Your objective ▸
Copy out the items word for word, beginning with the first line and ending after the line that contains "item-number: 1. xyxy=(84,1427,97,1445)".

Source records ▸
============
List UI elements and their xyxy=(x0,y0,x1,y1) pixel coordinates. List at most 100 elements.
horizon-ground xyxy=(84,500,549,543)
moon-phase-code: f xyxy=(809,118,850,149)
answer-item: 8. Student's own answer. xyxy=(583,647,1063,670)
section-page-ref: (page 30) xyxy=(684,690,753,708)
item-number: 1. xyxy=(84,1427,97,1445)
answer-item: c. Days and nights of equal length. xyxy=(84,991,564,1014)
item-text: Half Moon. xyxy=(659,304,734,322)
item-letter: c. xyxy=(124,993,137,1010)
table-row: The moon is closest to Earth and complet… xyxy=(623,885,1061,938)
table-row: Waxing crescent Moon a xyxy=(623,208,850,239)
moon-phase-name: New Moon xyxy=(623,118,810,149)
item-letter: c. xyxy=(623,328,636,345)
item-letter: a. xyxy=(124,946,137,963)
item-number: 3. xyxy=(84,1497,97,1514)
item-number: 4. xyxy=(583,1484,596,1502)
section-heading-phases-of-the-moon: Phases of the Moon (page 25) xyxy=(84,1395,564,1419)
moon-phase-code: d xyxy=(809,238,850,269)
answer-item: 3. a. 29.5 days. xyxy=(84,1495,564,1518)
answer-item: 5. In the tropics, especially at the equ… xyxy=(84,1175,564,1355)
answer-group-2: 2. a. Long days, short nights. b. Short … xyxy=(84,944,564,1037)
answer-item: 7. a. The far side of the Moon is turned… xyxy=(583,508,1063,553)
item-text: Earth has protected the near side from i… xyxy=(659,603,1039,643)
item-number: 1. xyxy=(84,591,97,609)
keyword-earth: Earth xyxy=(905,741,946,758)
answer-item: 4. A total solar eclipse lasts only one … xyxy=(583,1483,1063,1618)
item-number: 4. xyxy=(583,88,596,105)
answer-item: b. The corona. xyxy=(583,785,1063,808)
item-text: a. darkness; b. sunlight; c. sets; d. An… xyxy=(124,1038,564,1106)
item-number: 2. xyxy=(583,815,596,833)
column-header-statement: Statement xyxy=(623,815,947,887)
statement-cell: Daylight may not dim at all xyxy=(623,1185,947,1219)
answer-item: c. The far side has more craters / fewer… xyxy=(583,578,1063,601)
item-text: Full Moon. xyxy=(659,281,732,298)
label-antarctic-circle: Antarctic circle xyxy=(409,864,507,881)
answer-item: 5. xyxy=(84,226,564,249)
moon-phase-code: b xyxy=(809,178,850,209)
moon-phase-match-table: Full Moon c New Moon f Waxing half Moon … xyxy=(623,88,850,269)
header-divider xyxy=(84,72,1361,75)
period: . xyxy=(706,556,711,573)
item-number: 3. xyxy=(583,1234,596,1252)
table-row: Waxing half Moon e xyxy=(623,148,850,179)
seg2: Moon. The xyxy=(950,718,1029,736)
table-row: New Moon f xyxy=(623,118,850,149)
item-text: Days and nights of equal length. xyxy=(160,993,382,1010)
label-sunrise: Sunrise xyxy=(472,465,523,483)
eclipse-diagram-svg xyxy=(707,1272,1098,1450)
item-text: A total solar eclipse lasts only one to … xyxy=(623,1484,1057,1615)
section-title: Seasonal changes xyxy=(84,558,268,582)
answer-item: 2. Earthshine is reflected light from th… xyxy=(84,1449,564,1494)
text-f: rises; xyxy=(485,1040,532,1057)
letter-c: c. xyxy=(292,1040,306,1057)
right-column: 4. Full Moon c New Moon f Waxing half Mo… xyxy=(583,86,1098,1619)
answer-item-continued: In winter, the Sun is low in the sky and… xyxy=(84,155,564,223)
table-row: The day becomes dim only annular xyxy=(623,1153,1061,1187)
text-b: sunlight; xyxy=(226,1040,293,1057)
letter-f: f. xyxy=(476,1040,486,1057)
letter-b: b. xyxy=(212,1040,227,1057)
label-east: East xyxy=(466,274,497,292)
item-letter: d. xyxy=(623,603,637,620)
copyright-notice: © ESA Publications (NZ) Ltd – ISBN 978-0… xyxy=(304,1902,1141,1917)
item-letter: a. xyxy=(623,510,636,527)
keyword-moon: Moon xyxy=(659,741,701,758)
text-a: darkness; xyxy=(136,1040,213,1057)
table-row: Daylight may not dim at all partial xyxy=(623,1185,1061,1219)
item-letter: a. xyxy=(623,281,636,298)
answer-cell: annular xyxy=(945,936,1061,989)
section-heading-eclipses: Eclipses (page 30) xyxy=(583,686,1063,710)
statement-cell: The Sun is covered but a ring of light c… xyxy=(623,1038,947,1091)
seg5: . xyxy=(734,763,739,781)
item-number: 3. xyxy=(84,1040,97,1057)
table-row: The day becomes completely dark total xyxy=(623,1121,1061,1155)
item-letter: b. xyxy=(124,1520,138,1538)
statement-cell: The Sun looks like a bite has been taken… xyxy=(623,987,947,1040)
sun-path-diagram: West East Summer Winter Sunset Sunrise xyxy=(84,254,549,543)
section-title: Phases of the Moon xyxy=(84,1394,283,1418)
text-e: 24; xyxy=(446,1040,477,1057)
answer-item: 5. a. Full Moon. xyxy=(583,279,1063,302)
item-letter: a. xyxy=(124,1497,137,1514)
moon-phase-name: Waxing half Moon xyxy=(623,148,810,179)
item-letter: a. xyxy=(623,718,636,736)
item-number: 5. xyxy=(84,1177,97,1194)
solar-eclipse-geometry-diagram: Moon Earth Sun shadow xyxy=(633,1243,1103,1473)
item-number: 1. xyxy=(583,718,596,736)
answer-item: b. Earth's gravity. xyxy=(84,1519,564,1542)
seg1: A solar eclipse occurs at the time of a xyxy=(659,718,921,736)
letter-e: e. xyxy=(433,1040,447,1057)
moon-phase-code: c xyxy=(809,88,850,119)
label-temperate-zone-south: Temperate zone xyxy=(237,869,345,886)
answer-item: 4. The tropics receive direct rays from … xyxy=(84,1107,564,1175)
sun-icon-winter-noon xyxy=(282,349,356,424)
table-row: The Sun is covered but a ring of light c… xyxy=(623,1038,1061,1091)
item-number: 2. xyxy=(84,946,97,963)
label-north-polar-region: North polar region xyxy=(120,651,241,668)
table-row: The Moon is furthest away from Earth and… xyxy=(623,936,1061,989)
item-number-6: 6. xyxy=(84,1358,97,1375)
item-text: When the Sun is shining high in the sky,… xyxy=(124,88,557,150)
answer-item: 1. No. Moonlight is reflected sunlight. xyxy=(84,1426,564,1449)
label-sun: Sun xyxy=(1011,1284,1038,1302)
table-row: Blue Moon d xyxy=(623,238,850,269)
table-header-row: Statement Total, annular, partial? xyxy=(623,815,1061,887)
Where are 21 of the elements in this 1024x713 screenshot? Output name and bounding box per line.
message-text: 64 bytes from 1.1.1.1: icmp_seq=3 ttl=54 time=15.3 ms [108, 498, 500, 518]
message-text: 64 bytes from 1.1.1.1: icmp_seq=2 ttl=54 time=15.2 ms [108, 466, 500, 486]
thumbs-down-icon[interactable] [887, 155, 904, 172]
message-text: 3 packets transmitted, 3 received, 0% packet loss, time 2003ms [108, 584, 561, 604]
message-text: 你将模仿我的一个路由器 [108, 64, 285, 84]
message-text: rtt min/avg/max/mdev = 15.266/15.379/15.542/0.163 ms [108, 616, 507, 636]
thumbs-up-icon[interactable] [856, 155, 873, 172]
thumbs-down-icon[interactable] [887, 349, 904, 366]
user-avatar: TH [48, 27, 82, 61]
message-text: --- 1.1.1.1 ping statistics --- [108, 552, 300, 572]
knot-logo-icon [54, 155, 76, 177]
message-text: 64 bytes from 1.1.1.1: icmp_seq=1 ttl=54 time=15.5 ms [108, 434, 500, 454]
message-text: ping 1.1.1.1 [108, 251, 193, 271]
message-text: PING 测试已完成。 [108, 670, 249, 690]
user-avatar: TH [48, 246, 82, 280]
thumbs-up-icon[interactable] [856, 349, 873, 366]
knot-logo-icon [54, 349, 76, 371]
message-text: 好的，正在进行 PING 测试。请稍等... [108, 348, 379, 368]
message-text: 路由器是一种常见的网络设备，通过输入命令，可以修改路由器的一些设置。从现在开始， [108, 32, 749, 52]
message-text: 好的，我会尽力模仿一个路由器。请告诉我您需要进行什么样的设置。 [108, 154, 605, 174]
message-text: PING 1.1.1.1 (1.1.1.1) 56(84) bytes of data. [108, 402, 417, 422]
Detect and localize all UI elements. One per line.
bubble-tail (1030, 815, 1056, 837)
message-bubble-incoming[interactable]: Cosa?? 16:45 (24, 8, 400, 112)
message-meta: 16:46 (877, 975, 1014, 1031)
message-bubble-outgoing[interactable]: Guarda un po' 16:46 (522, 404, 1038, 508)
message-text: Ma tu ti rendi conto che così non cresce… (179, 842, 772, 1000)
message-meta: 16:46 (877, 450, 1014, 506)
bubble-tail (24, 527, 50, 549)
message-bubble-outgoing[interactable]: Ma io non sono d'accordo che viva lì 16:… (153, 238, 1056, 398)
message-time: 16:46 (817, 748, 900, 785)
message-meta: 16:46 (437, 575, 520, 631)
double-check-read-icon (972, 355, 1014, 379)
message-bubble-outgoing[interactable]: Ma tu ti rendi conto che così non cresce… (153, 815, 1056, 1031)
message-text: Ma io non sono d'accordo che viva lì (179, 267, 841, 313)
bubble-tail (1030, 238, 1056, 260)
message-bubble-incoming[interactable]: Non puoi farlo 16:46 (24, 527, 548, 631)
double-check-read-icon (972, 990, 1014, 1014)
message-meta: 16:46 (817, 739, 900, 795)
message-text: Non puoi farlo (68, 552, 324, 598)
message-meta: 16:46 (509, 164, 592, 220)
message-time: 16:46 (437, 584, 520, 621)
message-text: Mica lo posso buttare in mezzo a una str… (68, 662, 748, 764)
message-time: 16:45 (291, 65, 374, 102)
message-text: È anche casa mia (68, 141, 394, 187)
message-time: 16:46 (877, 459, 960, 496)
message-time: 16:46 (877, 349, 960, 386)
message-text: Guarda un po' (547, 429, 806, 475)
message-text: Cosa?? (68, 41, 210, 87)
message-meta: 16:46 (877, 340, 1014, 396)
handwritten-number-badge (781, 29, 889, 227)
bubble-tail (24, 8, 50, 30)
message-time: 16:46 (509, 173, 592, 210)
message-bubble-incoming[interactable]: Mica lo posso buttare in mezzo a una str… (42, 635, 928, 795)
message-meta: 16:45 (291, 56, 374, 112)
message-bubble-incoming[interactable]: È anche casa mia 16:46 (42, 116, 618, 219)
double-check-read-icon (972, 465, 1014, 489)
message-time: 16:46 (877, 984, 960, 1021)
============
Response for this exercise ▸
List UI elements and their xyxy=(x0,y0,x1,y1) pixel coordinates. List at most 100 elements.
horizon-ground xyxy=(84,500,549,543)
moon-phase-code: f xyxy=(809,118,850,149)
answer-item: 8. Student's own answer. xyxy=(583,647,1063,670)
section-page-ref: (page 30) xyxy=(684,690,753,708)
item-number: 1. xyxy=(84,1427,97,1445)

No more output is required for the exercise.